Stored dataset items
---+---

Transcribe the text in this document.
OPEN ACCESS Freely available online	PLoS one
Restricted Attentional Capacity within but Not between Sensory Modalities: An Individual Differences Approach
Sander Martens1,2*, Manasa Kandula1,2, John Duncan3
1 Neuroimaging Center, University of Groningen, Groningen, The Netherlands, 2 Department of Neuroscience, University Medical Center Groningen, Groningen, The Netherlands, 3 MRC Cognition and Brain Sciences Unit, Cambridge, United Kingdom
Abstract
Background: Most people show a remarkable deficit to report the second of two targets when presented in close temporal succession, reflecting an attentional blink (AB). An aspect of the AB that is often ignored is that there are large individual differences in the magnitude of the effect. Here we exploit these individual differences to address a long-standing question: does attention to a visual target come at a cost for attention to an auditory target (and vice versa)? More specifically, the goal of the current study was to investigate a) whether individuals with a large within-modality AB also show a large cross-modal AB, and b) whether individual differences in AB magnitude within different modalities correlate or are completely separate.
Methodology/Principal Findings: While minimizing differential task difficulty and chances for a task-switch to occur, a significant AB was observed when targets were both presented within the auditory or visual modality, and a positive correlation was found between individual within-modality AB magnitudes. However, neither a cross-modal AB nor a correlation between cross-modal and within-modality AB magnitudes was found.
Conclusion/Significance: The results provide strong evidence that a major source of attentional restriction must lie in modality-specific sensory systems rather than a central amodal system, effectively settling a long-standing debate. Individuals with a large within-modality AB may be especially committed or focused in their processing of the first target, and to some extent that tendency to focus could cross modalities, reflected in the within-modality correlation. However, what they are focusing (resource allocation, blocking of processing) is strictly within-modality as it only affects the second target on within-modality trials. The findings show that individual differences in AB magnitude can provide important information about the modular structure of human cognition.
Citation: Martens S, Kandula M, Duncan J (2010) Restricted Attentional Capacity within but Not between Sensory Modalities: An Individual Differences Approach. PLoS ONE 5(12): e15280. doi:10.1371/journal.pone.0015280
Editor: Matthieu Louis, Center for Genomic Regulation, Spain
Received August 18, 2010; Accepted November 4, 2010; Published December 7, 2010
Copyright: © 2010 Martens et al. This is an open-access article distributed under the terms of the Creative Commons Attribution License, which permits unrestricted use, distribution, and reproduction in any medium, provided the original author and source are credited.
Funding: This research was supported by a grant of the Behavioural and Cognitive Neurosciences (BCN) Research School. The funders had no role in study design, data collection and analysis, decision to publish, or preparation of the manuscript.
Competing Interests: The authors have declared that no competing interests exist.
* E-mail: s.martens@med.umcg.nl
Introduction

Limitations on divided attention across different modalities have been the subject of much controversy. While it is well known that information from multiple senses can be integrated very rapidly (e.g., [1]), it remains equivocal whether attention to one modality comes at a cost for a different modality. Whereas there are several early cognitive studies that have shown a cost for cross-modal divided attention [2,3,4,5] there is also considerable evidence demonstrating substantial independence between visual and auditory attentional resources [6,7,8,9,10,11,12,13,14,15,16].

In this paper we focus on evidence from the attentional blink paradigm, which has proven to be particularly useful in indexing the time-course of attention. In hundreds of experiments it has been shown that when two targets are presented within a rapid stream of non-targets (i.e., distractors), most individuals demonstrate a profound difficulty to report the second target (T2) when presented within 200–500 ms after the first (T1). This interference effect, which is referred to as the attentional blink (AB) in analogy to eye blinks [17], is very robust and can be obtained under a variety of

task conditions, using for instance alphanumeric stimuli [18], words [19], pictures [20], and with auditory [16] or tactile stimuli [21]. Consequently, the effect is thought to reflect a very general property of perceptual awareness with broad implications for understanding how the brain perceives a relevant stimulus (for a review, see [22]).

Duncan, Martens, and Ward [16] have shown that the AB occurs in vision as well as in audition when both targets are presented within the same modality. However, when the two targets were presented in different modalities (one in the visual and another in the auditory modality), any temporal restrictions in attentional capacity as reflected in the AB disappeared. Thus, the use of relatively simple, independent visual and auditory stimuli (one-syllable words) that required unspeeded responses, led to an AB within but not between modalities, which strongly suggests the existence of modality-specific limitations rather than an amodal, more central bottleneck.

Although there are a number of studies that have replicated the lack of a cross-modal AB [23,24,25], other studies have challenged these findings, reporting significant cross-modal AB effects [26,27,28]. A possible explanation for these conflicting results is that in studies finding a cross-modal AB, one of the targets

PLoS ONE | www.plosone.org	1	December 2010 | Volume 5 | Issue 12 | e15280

---+---

What is expected:
Reproduce every line above, keeping each word exactly as it appears.

Response area:
Transcribe the text in this document.
OPEN ACCESS Freely available online	PLoS one
Restricted Attentional Capacity within but Not between Sensory Modalities: An Individual Differences Approach
Sander Martens1,2*, Manasa Kandula1,2, John Duncan3
1 Neuroimaging Center, University of Groningen, Groningen, The Netherlands, 2 Department of Neuroscience, University Medical Center Groningen, Groningen, The Netherlands, 3 MRC Cognition and Brain Sciences Unit, Cambridge, United Kingdom
Abstract
Background: Most people show a remarkable deficit to report the second of two targets when presented in close temporal succession, reflecting an attentional blink (AB). An aspect of the AB that is often ignored is that there are large individual differences in the magnitude of the effect. Here we exploit these individual differences to address a long-standing question: does attention to a visual target come at a cost for attention to an auditory target (and vice versa)? More specifically, the goal of the current study was to investigate a) whether individuals with a large within-modality AB also show a large cross-modal AB, and b) whether individual differences in AB magnitude within different modalities correlate or are completely separate.
Methodology/Principal Findings: While minimizing differential task difficulty and chances for a task-switch to occur, a significant AB was observed when targets were both presented within the auditory or visual modality, and a positive correlation was found between individual within-modality AB magnitudes. However, neither a cross-modal AB nor a correlation between cross-modal and within-modality AB magnitudes was found.
Conclusion/Significance: The results provide strong evidence that a major source of attentional restriction must lie in modality-specific sensory systems rather than a central amodal system, effectively settling a long-standing debate. Individuals with a large within-modality AB may be especially committed or focused in their processing of the first target, and to some extent that tendency to focus could cross modalities, reflected in the within-modality correlation. However, what they are focusing (resource allocation, blocking of processing) is strictly within-modality as it only affects the second target on within-modality trials. The findings show that individual differences in AB magnitude can provide important information about the modular structure of human cognition.
Citation: Martens S, Kandula M, Duncan J (2010) Restricted Attentional Capacity within but Not between Sensory Modalities: An Individual Differences Approach. PLoS ONE 5(12): e15280. doi:10.1371/journal.pone.0015280
Editor: Matthieu Louis, Center for Genomic Regulation, Spain
Received August 18, 2010; Accepted November 4, 2010; Published December 7, 2010
Copyright: © 2010 Martens et al. This is an open-access article distributed under the terms of the Creative Commons Attribution License, which permits unrestricted use, distribution, and reproduction in any medium, provided the original author and source are credited.
Funding: This research was supported by a grant of the Behavioural and Cognitive Neurosciences (BCN) Research School. The funders had no role in study design, data collection and analysis, decision to publish, or preparation of the manuscript.
Competing Interests: The authors have declared that no competing interests exist.
* E-mail: s.martens@med.umcg.nl
Introduction

Limitations on divided attention across different modalities have been the subject of much controversy. While it is well known that information from multiple senses can be integrated very rapidly (e.g., [1]), it remains equivocal whether attention to one modality comes at a cost for a different modality. Whereas there are several early cognitive studies that have shown a cost for cross-modal divided attention [2,3,4,5] there is also considerable evidence demonstrating substantial independence between visual and auditory attentional resources [6,7,8,9,10,11,12,13,14,15,16].

In this paper we focus on evidence from the attentional blink paradigm, which has proven to be particularly useful in indexing the time-course of attention. In hundreds of experiments it has been shown that when two targets are presented within a rapid stream of non-targets (i.e., distractors), most individuals demonstrate a profound difficulty to report the second target (T2) when presented within 200–500 ms after the first (T1). This interference effect, which is referred to as the attentional blink (AB) in analogy to eye blinks [17], is very robust and can be obtained under a variety of

task conditions, using for instance alphanumeric stimuli [18], words [19], pictures [20], and with auditory [16] or tactile stimuli [21]. Consequently, the effect is thought to reflect a very general property of perceptual awareness with broad implications for understanding how the brain perceives a relevant stimulus (for a review, see [22]).

Duncan, Martens, and Ward [16] have shown that the AB occurs in vision as well as in audition when both targets are presented within the same modality. However, when the two targets were presented in different modalities (one in the visual and another in the auditory modality), any temporal restrictions in attentional capacity as reflected in the AB disappeared. Thus, the use of relatively simple, independent visual and auditory stimuli (one-syllable words) that required unspeeded responses, led to an AB within but not between modalities, which strongly suggests the existence of modality-specific limitations rather than an amodal, more central bottleneck.

Although there are a number of studies that have replicated the lack of a cross-modal AB [23,24,25], other studies have challenged these findings, reporting significant cross-modal AB effects [26,27,28]. A possible explanation for these conflicting results is that in studies finding a cross-modal AB, one of the targets

PLoS ONE | www.plosone.org	1	December 2010 | Volume 5 | Issue 12 | e15280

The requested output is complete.